TASK TO CARRY OUT — Pictures are excluded from this exercise. Transcribe exactly the lines from the one containing "Enumerate this screenshot's" through the last line of the listing.
[Start of RAW RECORDS]
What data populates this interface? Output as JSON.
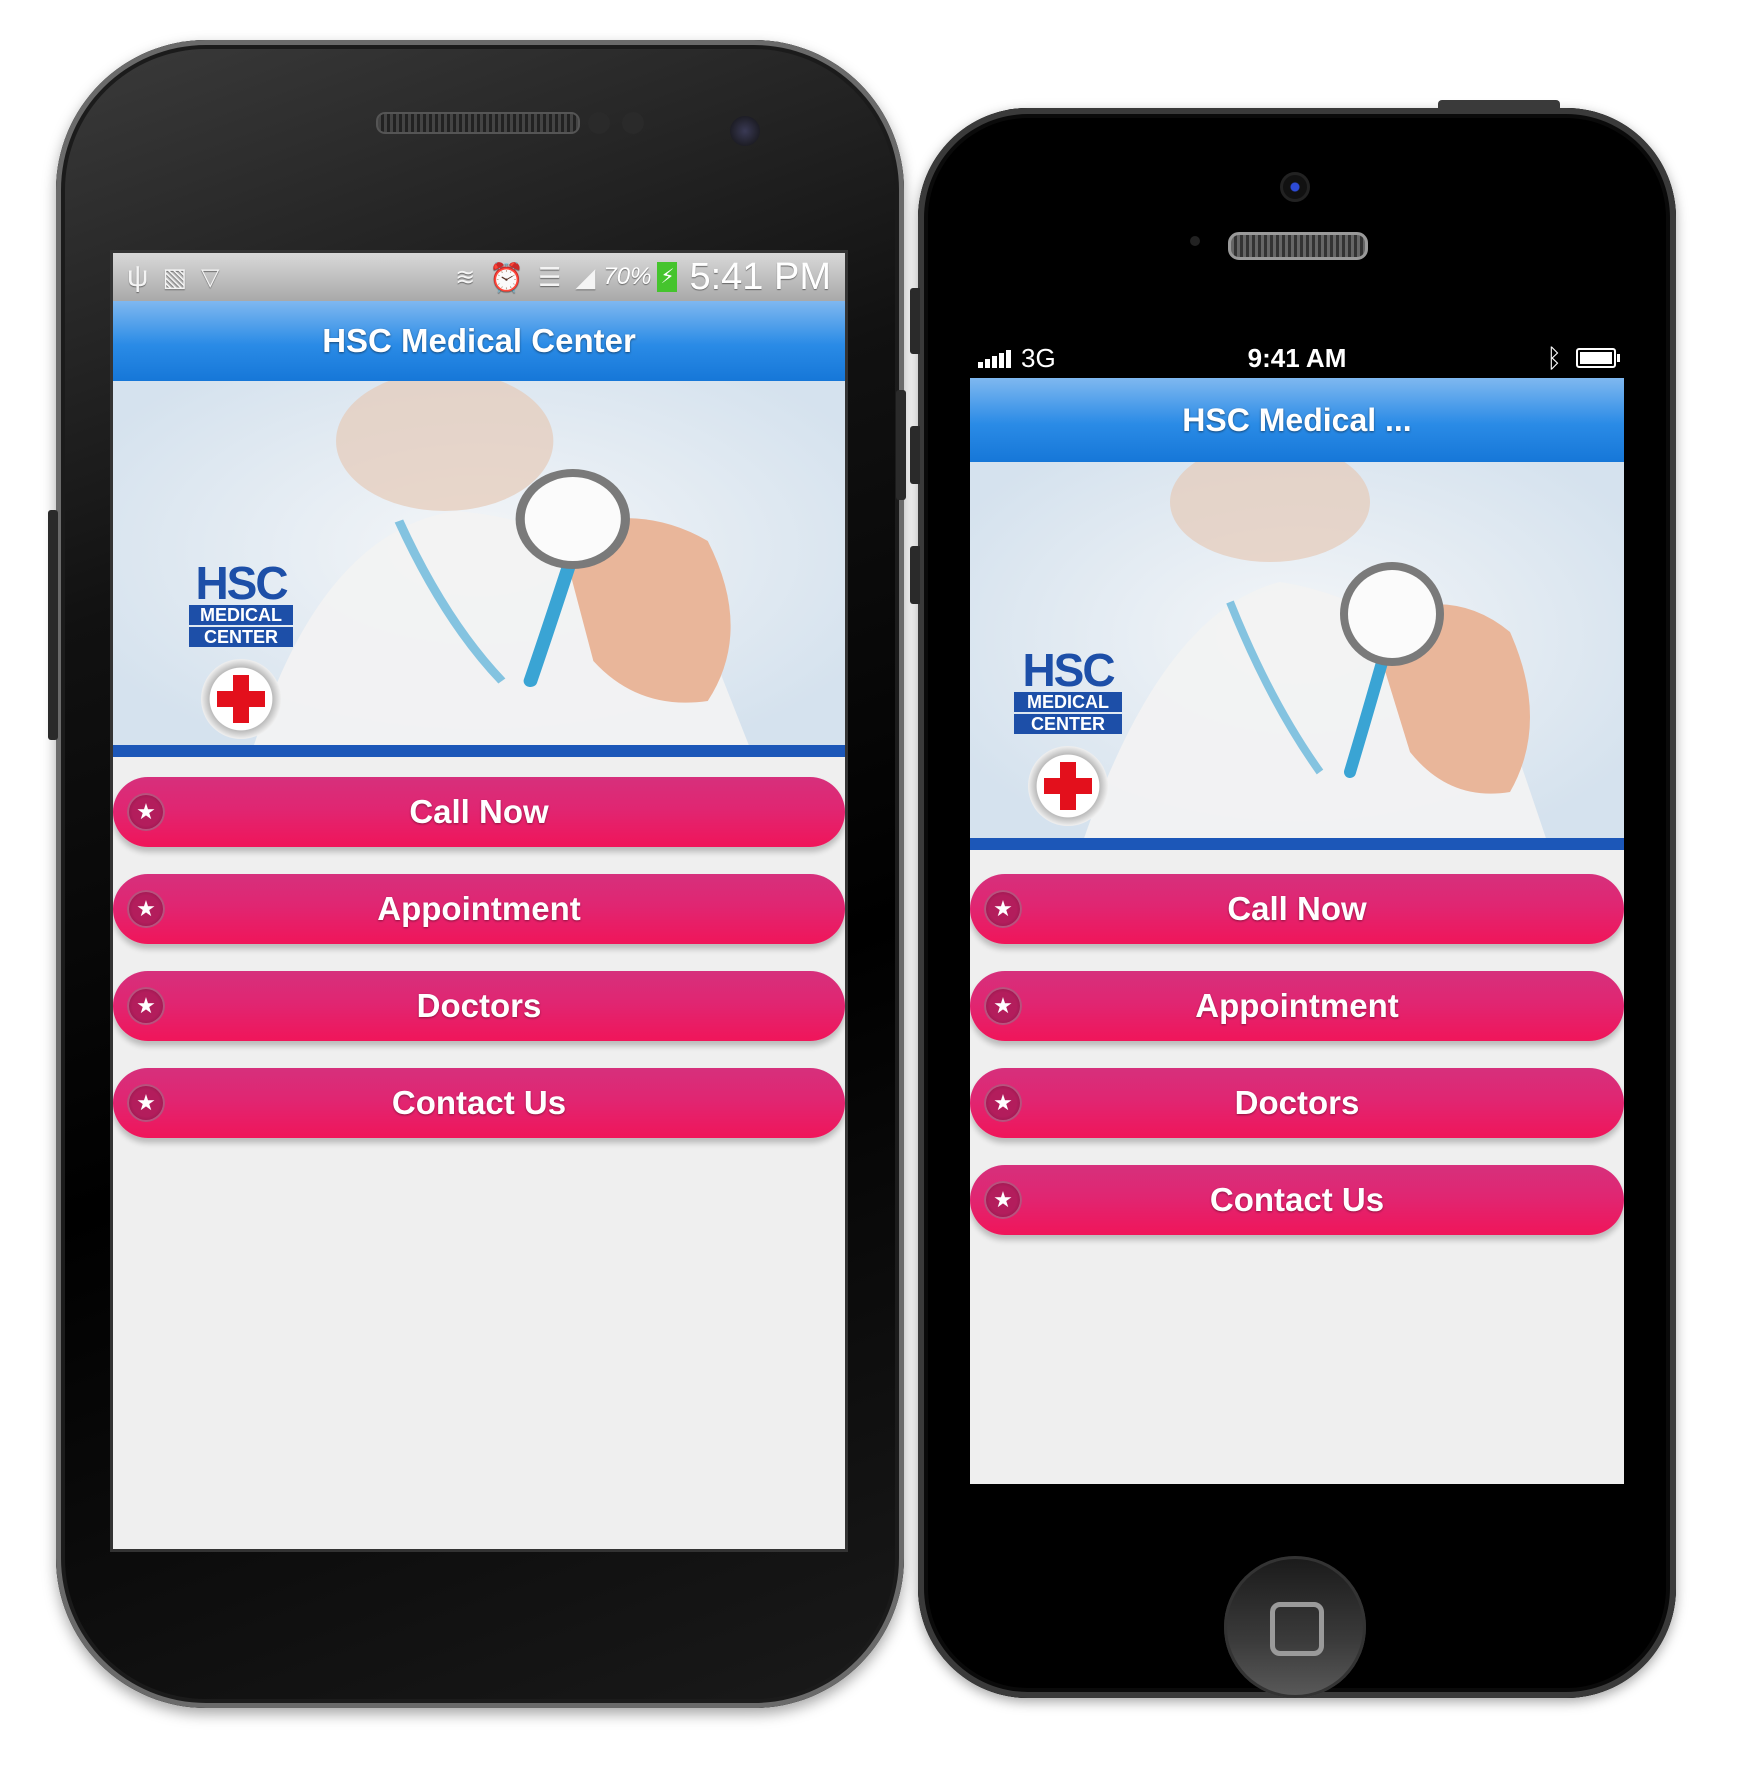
{
  "android": {
    "status_bar": {
      "battery": "70%",
      "time": "5:41 PM",
      "icons": [
        "usb-icon",
        "image-icon",
        "notification-icon",
        "vibrate-icon",
        "alarm-icon",
        "wifi-icon",
        "signal-icon",
        "battery-charging-icon"
      ]
    },
    "title": "HSC Medical Center"
  },
  "iphone": {
    "status_bar": {
      "network": "3G",
      "time": "9:41 AM",
      "icons": [
        "signal-bars-icon",
        "bluetooth-icon",
        "battery-icon"
      ]
    },
    "title": "HSC Medical ..."
  },
  "logo": {
    "line1": "HSC",
    "line2": "MEDICAL",
    "line3": "CENTER"
  },
  "menu": {
    "items": [
      {
        "label": "Call Now"
      },
      {
        "label": "Appointment"
      },
      {
        "label": "Doctors"
      },
      {
        "label": "Contact Us"
      }
    ],
    "icon": "star-icon"
  },
  "colors": {
    "title_bar": "#2a8be6",
    "menu_button": "#e02672",
    "hero_underline": "#1c57b8"
  }
}
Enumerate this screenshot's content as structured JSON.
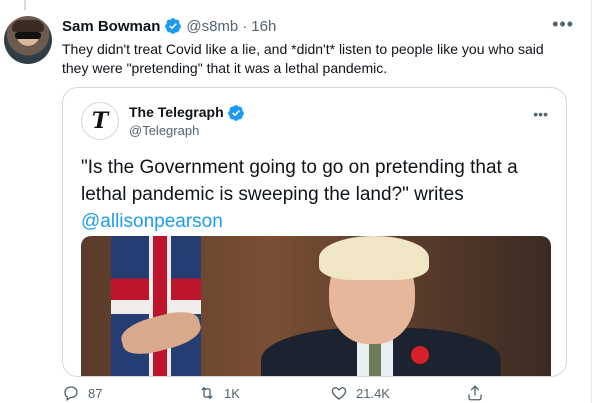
{
  "tweet": {
    "author_name": "Sam Bowman",
    "handle": "@s8mb",
    "separator": "·",
    "time": "16h",
    "more_icon": "more-icon",
    "text": "They didn't treat Covid like a lie, and *didn't* listen to people like you who said they were \"pretending\" that it was a lethal pandemic."
  },
  "quote": {
    "author_name": "The Telegraph",
    "handle": "@Telegraph",
    "logo_glyph": "T",
    "text": "\"Is the Government going to go on pretending that a lethal pandemic is sweeping the land?\" writes",
    "link": "@allisonpearson"
  },
  "actions": {
    "reply_count": "87",
    "retweet_count": "1K",
    "like_count": "21.4K"
  },
  "colors": {
    "verified": "#1d9bf0",
    "link": "#1d9bf0",
    "secondary_text": "#536471"
  }
}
[End of RAW RECORDS]
TASK RESPONSE —
Enumerate this screenshot's content as structured JSON.
{
  "tweet": {
    "author_name": "Sam Bowman",
    "handle": "@s8mb",
    "separator": "·",
    "time": "16h",
    "more_icon": "more-icon",
    "text": "They didn't treat Covid like a lie, and *didn't* listen to people like you who said they were \"pretending\" that it was a lethal pandemic."
  },
  "quote": {
    "author_name": "The Telegraph",
    "handle": "@Telegraph",
    "logo_glyph": "T",
    "text": "\"Is the Government going to go on pretending that a lethal pandemic is sweeping the land?\" writes",
    "link": "@allisonpearson"
  },
  "actions": {
    "reply_count": "87",
    "retweet_count": "1K",
    "like_count": "21.4K"
  },
  "colors": {
    "verified": "#1d9bf0",
    "link": "#1d9bf0",
    "secondary_text": "#536471"
  }
}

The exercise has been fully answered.